Work to do:
Make an exact copy of all the data.

------------------------------

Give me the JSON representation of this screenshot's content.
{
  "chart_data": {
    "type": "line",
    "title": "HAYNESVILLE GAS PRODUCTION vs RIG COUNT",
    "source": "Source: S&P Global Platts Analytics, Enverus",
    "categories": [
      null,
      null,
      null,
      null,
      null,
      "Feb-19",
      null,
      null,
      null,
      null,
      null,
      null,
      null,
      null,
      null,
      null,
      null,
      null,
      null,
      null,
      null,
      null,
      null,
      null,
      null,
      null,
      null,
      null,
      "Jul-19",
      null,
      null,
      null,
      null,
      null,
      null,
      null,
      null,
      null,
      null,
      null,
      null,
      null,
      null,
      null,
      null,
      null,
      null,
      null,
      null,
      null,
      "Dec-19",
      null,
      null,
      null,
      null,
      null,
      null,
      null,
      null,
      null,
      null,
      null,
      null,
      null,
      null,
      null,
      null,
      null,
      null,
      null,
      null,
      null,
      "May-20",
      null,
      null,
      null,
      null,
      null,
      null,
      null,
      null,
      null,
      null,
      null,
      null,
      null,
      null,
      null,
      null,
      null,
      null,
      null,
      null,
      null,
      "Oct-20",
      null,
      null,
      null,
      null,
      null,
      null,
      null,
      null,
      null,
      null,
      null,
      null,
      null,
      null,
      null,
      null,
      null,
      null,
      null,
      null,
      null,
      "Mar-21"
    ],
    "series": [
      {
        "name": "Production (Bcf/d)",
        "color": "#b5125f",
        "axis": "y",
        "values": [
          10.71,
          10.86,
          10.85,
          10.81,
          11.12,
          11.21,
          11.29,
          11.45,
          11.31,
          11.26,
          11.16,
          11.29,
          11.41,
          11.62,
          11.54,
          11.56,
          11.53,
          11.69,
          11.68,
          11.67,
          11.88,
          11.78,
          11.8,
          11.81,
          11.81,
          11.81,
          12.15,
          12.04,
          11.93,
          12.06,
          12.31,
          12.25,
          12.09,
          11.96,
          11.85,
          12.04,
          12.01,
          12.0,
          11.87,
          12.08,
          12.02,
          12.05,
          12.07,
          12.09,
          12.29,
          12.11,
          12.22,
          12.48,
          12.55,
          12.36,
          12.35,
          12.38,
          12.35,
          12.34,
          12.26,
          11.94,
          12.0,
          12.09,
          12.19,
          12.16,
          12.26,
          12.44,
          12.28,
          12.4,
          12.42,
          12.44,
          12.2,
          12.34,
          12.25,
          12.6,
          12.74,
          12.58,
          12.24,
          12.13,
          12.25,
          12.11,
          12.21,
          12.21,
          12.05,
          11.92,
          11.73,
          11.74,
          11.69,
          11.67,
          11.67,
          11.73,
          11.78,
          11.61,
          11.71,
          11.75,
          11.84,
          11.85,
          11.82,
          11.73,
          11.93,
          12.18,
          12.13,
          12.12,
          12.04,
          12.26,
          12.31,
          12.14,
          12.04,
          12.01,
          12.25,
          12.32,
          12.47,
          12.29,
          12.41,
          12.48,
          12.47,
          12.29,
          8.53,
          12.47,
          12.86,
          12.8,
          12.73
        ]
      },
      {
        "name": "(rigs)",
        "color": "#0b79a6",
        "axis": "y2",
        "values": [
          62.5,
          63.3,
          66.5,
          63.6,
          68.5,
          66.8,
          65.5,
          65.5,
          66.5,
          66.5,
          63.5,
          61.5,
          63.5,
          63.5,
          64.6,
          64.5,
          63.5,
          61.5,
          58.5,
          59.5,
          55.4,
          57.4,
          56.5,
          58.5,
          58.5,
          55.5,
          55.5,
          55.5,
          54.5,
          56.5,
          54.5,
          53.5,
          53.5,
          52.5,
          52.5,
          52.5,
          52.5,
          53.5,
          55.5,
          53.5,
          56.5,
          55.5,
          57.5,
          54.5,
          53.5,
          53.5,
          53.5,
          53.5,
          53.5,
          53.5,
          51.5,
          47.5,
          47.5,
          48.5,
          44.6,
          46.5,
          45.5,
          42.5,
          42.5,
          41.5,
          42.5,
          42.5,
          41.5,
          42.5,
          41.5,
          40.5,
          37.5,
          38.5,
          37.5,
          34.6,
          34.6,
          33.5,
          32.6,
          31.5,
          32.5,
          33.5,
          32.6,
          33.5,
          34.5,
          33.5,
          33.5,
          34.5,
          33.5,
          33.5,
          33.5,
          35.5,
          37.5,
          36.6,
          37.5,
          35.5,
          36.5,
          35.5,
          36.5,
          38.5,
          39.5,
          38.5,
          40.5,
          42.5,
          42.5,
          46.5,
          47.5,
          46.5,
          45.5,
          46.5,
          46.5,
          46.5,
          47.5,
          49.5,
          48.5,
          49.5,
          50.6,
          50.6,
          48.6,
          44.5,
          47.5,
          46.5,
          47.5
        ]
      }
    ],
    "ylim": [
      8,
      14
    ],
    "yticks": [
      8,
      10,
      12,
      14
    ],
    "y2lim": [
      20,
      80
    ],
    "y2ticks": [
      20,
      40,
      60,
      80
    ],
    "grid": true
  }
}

------------------------------

Result below:
Give me the JSON representation of this screenshot's content.
{
  "chart_data": {
    "type": "line",
    "title": "HAYNESVILLE GAS PRODUCTION vs RIG COUNT",
    "source": "Source: S&P Global Platts Analytics, Enverus",
    "categories": [
      null,
      null,
      null,
      null,
      null,
      "Feb-19",
      null,
      null,
      null,
      null,
      null,
      null,
      null,
      null,
      null,
      null,
      null,
      null,
      null,
      null,
      null,
      null,
      null,
      null,
      null,
      null,
      null,
      null,
      "Jul-19",
      null,
      null,
      null,
      null,
      null,
      null,
      null,
      null,
      null,
      null,
      null,
      null,
      null,
      null,
      null,
      null,
      null,
      null,
      null,
      null,
      null,
      "Dec-19",
      null,
      null,
      null,
      null,
      null,
      null,
      null,
      null,
      null,
      null,
      null,
      null,
      null,
      null,
      null,
      null,
      null,
      null,
      null,
      null,
      null,
      "May-20",
      null,
      null,
      null,
      null,
      null,
      null,
      null,
      null,
      null,
      null,
      null,
      null,
      null,
      null,
      null,
      null,
      null,
      null,
      null,
      null,
      null,
      "Oct-20",
      null,
      null,
      null,
      null,
      null,
      null,
      null,
      null,
      null,
      null,
      null,
      null,
      null,
      null,
      null,
      null,
      null,
      null,
      null,
      null,
      null,
      "Mar-21"
    ],
    "series": [
      {
        "name": "Production (Bcf/d)",
        "color": "#b5125f",
        "axis": "y",
        "values": [
          10.71,
          10.86,
          10.85,
          10.81,
          11.12,
          11.21,
          11.29,
          11.45,
          11.31,
          11.26,
          11.16,
          11.29,
          11.41,
          11.62,
          11.54,
          11.56,
          11.53,
          11.69,
          11.68,
          11.67,
          11.88,
          11.78,
          11.8,
          11.81,
          11.81,
          11.81,
          12.15,
          12.04,
          11.93,
          12.06,
          12.31,
          12.25,
          12.09,
          11.96,
          11.85,
          12.04,
          12.01,
          12.0,
          11.87,
          12.08,
          12.02,
          12.05,
          12.07,
          12.09,
          12.29,
          12.11,
          12.22,
          12.48,
          12.55,
          12.36,
          12.35,
          12.38,
          12.35,
          12.34,
          12.26,
          11.94,
          12.0,
          12.09,
          12.19,
          12.16,
          12.26,
          12.44,
          12.28,
          12.4,
          12.42,
          12.44,
          12.2,
          12.34,
          12.25,
          12.6,
          12.74,
          12.58,
          12.24,
          12.13,
          12.25,
          12.11,
          12.21,
          12.21,
          12.05,
          11.92,
          11.73,
          11.74,
          11.69,
          11.67,
          11.67,
          11.73,
          11.78,
          11.61,
          11.71,
          11.75,
          11.84,
          11.85,
          11.82,
          11.73,
          11.93,
          12.18,
          12.13,
          12.12,
          12.04,
          12.26,
          12.31,
          12.14,
          12.04,
          12.01,
          12.25,
          12.32,
          12.47,
          12.29,
          12.41,
          12.48,
          12.47,
          12.29,
          8.53,
          12.47,
          12.86,
          12.8,
          12.73
        ]
      },
      {
        "name": "(rigs)",
        "color": "#0b79a6",
        "axis": "y2",
        "values": [
          62.5,
          63.3,
          66.5,
          63.6,
          68.5,
          66.8,
          65.5,
          65.5,
          66.5,
          66.5,
          63.5,
          61.5,
          63.5,
          63.5,
          64.6,
          64.5,
          63.5,
          61.5,
          58.5,
          59.5,
          55.4,
          57.4,
          56.5,
          58.5,
          58.5,
          55.5,
          55.5,
          55.5,
          54.5,
          56.5,
          54.5,
          53.5,
          53.5,
          52.5,
          52.5,
          52.5,
          52.5,
          53.5,
          55.5,
          53.5,
          56.5,
          55.5,
          57.5,
          54.5,
          53.5,
          53.5,
          53.5,
          53.5,
          53.5,
          53.5,
          51.5,
          47.5,
          47.5,
          48.5,
          44.6,
          46.5,
          45.5,
          42.5,
          42.5,
          41.5,
          42.5,
          42.5,
          41.5,
          42.5,
          41.5,
          40.5,
          37.5,
          38.5,
          37.5,
          34.6,
          34.6,
          33.5,
          32.6,
          31.5,
          32.5,
          33.5,
          32.6,
          33.5,
          34.5,
          33.5,
          33.5,
          34.5,
          33.5,
          33.5,
          33.5,
          35.5,
          37.5,
          36.6,
          37.5,
          35.5,
          36.5,
          35.5,
          36.5,
          38.5,
          39.5,
          38.5,
          40.5,
          42.5,
          42.5,
          46.5,
          47.5,
          46.5,
          45.5,
          46.5,
          46.5,
          46.5,
          47.5,
          49.5,
          48.5,
          49.5,
          50.6,
          50.6,
          48.6,
          44.5,
          47.5,
          46.5,
          47.5
        ]
      }
    ],
    "ylim": [
      8,
      14
    ],
    "yticks": [
      8,
      10,
      12,
      14
    ],
    "y2lim": [
      20,
      80
    ],
    "y2ticks": [
      20,
      40,
      60,
      80
    ],
    "grid": true
  }
}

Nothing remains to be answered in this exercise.